* Direction:
Leave out the pictures and copy every record exactly.

* Exercise inputs:
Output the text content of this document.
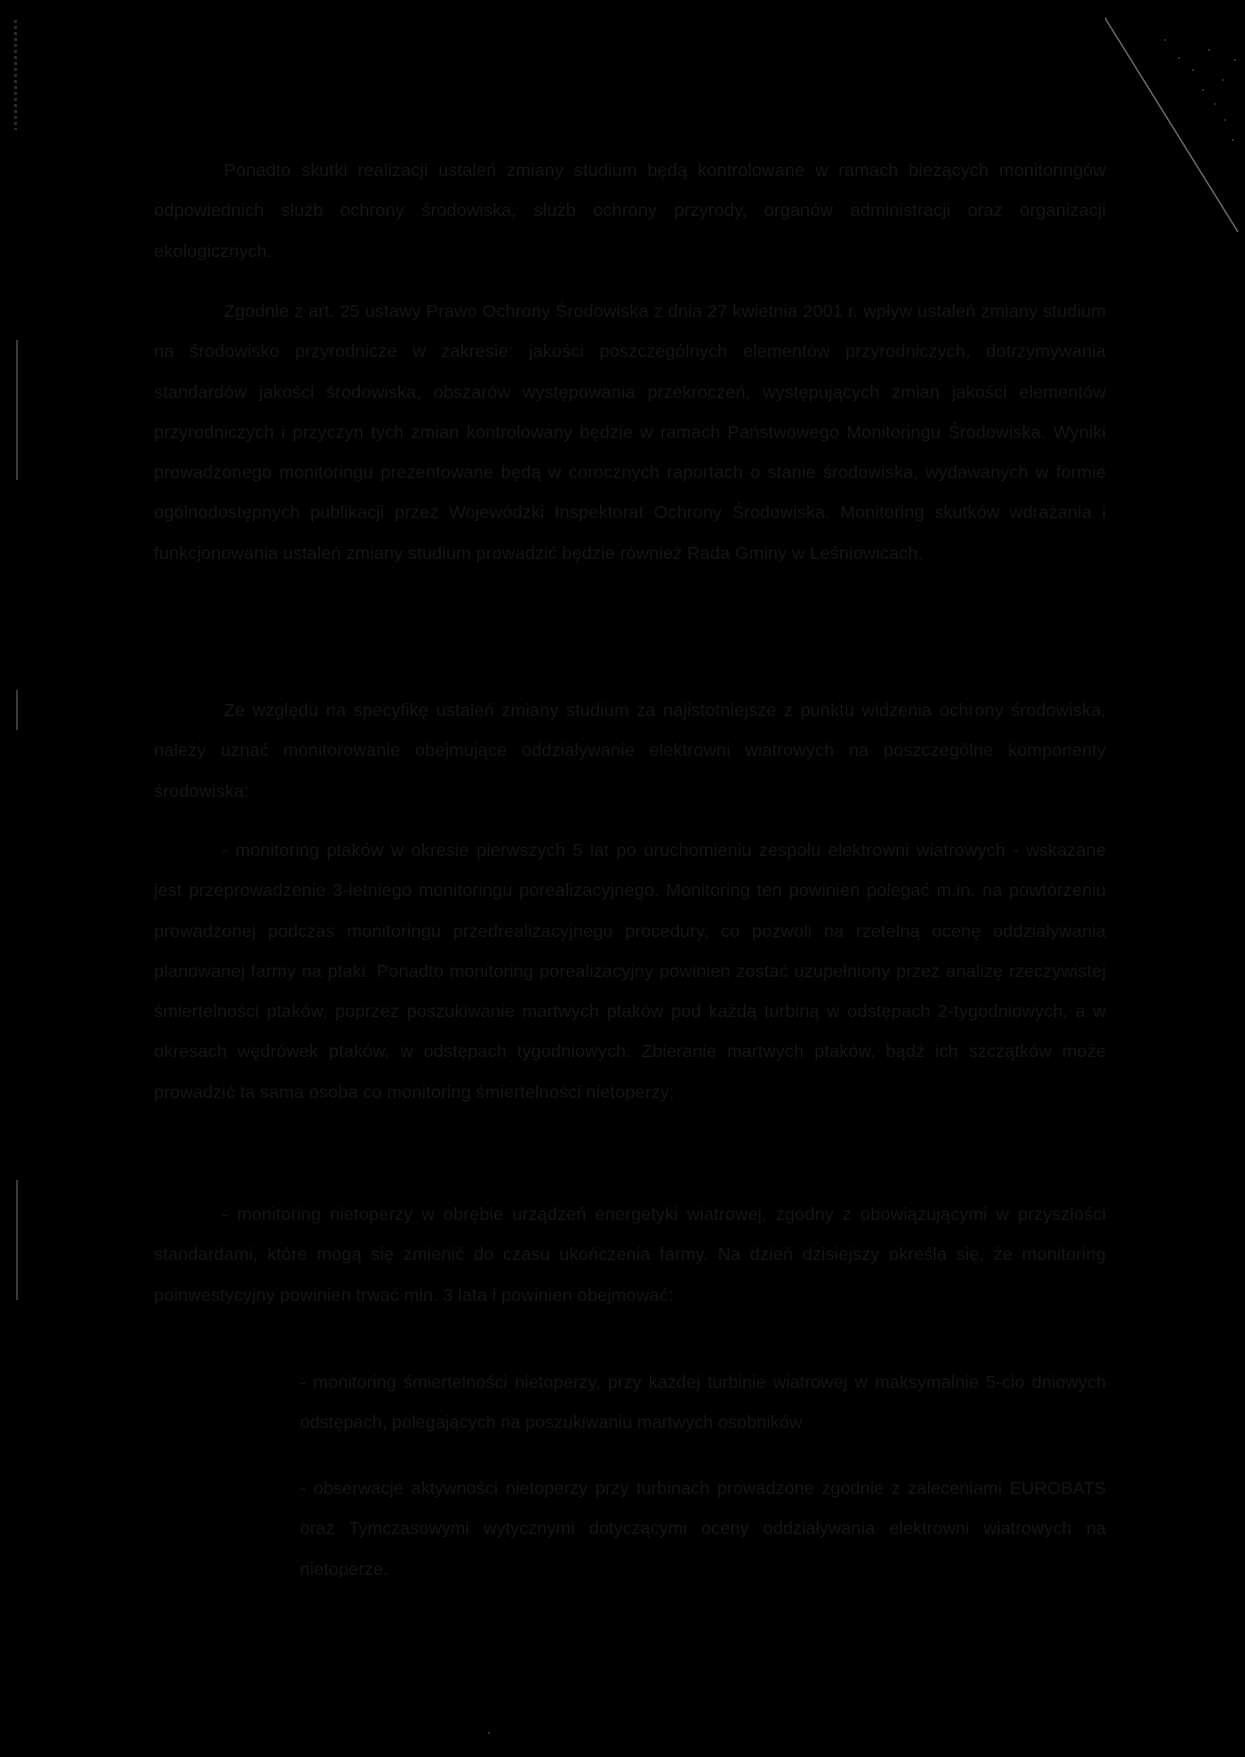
Ponadto skutki realizacji ustaleń zmiany studium będą kontrolowane w ramach bieżących monitoringów odpowiednich służb ochrony środowiska, służb ochrony przyrody, organów administracji oraz organizacji ekologicznych.
Zgodnie z art. 25 ustawy Prawo Ochrony Środowiska z dnia 27 kwietnia 2001 r. wpływ ustaleń zmiany studium na środowisko przyrodnicze w zakresie: jakości poszczególnych elementów przyrodniczych, dotrzymywania standardów jakości środowiska, obszarów występowania przekroczeń, występujących zmian jakości elementów przyrodniczych i przyczyn tych zmian kontrolowany będzie w ramach Państwowego Monitoringu Środowiska. Wyniki prowadzonego monitoringu prezentowane będą w corocznych raportach o stanie środowiska, wydawanych w formie ogólnodostępnych publikacji przez Wojewódzki Inspektorat Ochrony Środowiska. Monitoring skutków wdrażania i funkcjonowania ustaleń zmiany studium prowadzić będzie również Rada Gminy w Leśniowicach.
Ze względu na specyfikę ustaleń zmiany studium za najistotniejsze z punktu widzenia ochrony środowiska, należy uznać monitorowanie obejmujące oddziaływanie elektrowni wiatrowych na poszczególne komponenty środowiska:
- monitoring ptaków w okresie pierwszych 5 lat po uruchomieniu zespołu elektrowni wiatrowych - wskazane jest przeprowadzenie 3-letniego monitoringu porealizacyjnego. Monitoring ten powinien polegać m.in. na powtórzeniu prowadzonej podczas monitoringu przedrealizacyjnego procedury, co pozwoli na rzetelną ocenę oddziaływania planowanej farmy na ptaki. Ponadto monitoring porealizacyjny powinien zostać uzupełniony przez analizę rzeczywistej śmiertelności ptaków, poprzez poszukiwanie martwych ptaków pod każdą turbiną w odstępach 2-tygodniowych, a w okresach wędrówek ptaków, w odstępach tygodniowych. Zbieranie martwych ptaków, bądź ich szczątków może prowadzić ta sama osoba co monitoring śmiertelności nietoperzy;
- monitoring nietoperzy w obrębie urządzeń energetyki wiatrowej, zgodny z obowiązującymi w przyszłości standardami, które mogą się zmienić do czasu ukończenia farmy. Na dzień dzisiejszy określa się, że monitoring poinwestycyjny powinien trwać min. 3 lata i powinien obejmować:
- monitoring śmiertelności nietoperzy, przy każdej turbinie wiatrowej w maksymalnie 5-cio dniowych odstępach, polegających na poszukiwaniu martwych osobników
- obserwacje aktywności nietoperzy przy turbinach prowadzone zgodnie z zaleceniami EUROBATS oraz Tymczasowymi wytycznymi dotyczącymi oceny oddziaływania elektrowni wiatrowych na nietoperze.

* Problem solution:
Output the text content of this document.
Ponadto skutki realizacji ustaleń zmiany studium będą kontrolowane w ramach bieżących monitoringów odpowiednich służb ochrony środowiska, służb ochrony przyrody, organów administracji oraz organizacji ekologicznych.
Zgodnie z art. 25 ustawy Prawo Ochrony Środowiska z dnia 27 kwietnia 2001 r. wpływ ustaleń zmiany studium na środowisko przyrodnicze w zakresie: jakości poszczególnych elementów przyrodniczych, dotrzymywania standardów jakości środowiska, obszarów występowania przekroczeń, występujących zmian jakości elementów przyrodniczych i przyczyn tych zmian kontrolowany będzie w ramach Państwowego Monitoringu Środowiska. Wyniki prowadzonego monitoringu prezentowane będą w corocznych raportach o stanie środowiska, wydawanych w formie ogólnodostępnych publikacji przez Wojewódzki Inspektorat Ochrony Środowiska. Monitoring skutków wdrażania i funkcjonowania ustaleń zmiany studium prowadzić będzie również Rada Gminy w Leśniowicach.
Ze względu na specyfikę ustaleń zmiany studium za najistotniejsze z punktu widzenia ochrony środowiska, należy uznać monitorowanie obejmujące oddziaływanie elektrowni wiatrowych na poszczególne komponenty środowiska:
- monitoring ptaków w okresie pierwszych 5 lat po uruchomieniu zespołu elektrowni wiatrowych - wskazane jest przeprowadzenie 3-letniego monitoringu porealizacyjnego. Monitoring ten powinien polegać m.in. na powtórzeniu prowadzonej podczas monitoringu przedrealizacyjnego procedury, co pozwoli na rzetelną ocenę oddziaływania planowanej farmy na ptaki. Ponadto monitoring porealizacyjny powinien zostać uzupełniony przez analizę rzeczywistej śmiertelności ptaków, poprzez poszukiwanie martwych ptaków pod każdą turbiną w odstępach 2-tygodniowych, a w okresach wędrówek ptaków, w odstępach tygodniowych. Zbieranie martwych ptaków, bądź ich szczątków może prowadzić ta sama osoba co monitoring śmiertelności nietoperzy;
- monitoring nietoperzy w obrębie urządzeń energetyki wiatrowej, zgodny z obowiązującymi w przyszłości standardami, które mogą się zmienić do czasu ukończenia farmy. Na dzień dzisiejszy określa się, że monitoring poinwestycyjny powinien trwać min. 3 lata i powinien obejmować:
- monitoring śmiertelności nietoperzy, przy każdej turbinie wiatrowej w maksymalnie 5-cio dniowych odstępach, polegających na poszukiwaniu martwych osobników
- obserwacje aktywności nietoperzy przy turbinach prowadzone zgodnie z zaleceniami EUROBATS oraz Tymczasowymi wytycznymi dotyczącymi oceny oddziaływania elektrowni wiatrowych na nietoperze.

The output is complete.